The request:
Retype the data that follows line by line, exactly, and leave its pictures out.

Dataset entries
○ ○ ○ ○ ○ ○ ○

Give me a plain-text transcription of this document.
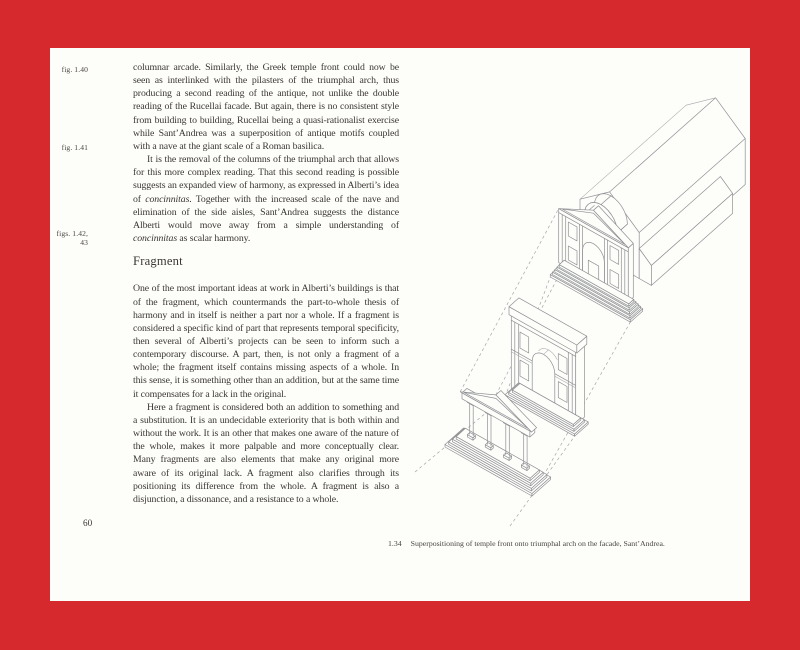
fig. 1.40
fig. 1.41
figs. 1.42, 43

columnar arcade. Similarly, the Greek temple front could now be seen as interlinked with the pilasters of the triumphal arch, thus producing a second reading of the antique, not unlike the double reading of the Rucellai facade. But again, there is no consistent style from building to building, Rucellai being a quasi-rationalist exercise while Sant’Andrea was a superposition of antique motifs coupled with a nave at the giant scale of a Roman basilica.

It is the removal of the columns of the triumphal arch that allows for this more complex reading. That this second reading is possible suggests an expanded view of harmony, as expressed in Alberti’s idea of concinnitas. Together with the increased scale of the nave and elimination of the side aisles, Sant’Andrea suggests the distance Alberti would move away from a simple understanding of concinnitas as scalar harmony.

Fragment

One of the most important ideas at work in Alberti’s buildings is that of the fragment, which countermands the part-to-whole thesis of harmony and in itself is neither a part nor a whole. If a fragment is considered a specific kind of part that represents temporal specificity, then several of Alberti’s projects can be seen to inform such a contemporary discourse. A part, then, is not only a fragment of a whole; the fragment itself contains missing aspects of a whole. In this sense, it is something other than an addition, but at the same time it compensates for a lack in the original.

Here a fragment is considered both an addition to something and a substitution. It is an undecidable exteriority that is both within and without the work. It is an other that makes one aware of the nature of the whole, makes it more palpable and more conceptually clear. Many fragments are also elements that make any original more aware of its original lack. A fragment also clarifies through its positioning its difference from the whole. A fragment is also a disjunction, a dissonance, and a resistance to a whole.

60
1.34 Superpositioning of temple front onto triumphal arch on the facade, Sant’Andrea.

○ ○ ○ ○ ○ ○ ○

Result:
Give me a plain-text transcription of this document.
fig. 1.40
fig. 1.41
figs. 1.42, 43

columnar arcade. Similarly, the Greek temple front could now be seen as interlinked with the pilasters of the triumphal arch, thus producing a second reading of the antique, not unlike the double reading of the Rucellai facade. But again, there is no consistent style from building to building, Rucellai being a quasi-rationalist exercise while Sant’Andrea was a superposition of antique motifs coupled with a nave at the giant scale of a Roman basilica.

It is the removal of the columns of the triumphal arch that allows for this more complex reading. That this second reading is possible suggests an expanded view of harmony, as expressed in Alberti’s idea of concinnitas. Together with the increased scale of the nave and elimination of the side aisles, Sant’Andrea suggests the distance Alberti would move away from a simple understanding of concinnitas as scalar harmony.

Fragment

One of the most important ideas at work in Alberti’s buildings is that of the fragment, which countermands the part-to-whole thesis of harmony and in itself is neither a part nor a whole. If a fragment is considered a specific kind of part that represents temporal specificity, then several of Alberti’s projects can be seen to inform such a contemporary discourse. A part, then, is not only a fragment of a whole; the fragment itself contains missing aspects of a whole. In this sense, it is something other than an addition, but at the same time it compensates for a lack in the original.

Here a fragment is considered both an addition to something and a substitution. It is an undecidable exteriority that is both within and without the work. It is an other that makes one aware of the nature of the whole, makes it more palpable and more conceptually clear. Many fragments are also elements that make any original more aware of its original lack. A fragment also clarifies through its positioning its difference from the whole. A fragment is also a disjunction, a dissonance, and a resistance to a whole.

60
1.34 Superpositioning of temple front onto triumphal arch on the facade, Sant’Andrea.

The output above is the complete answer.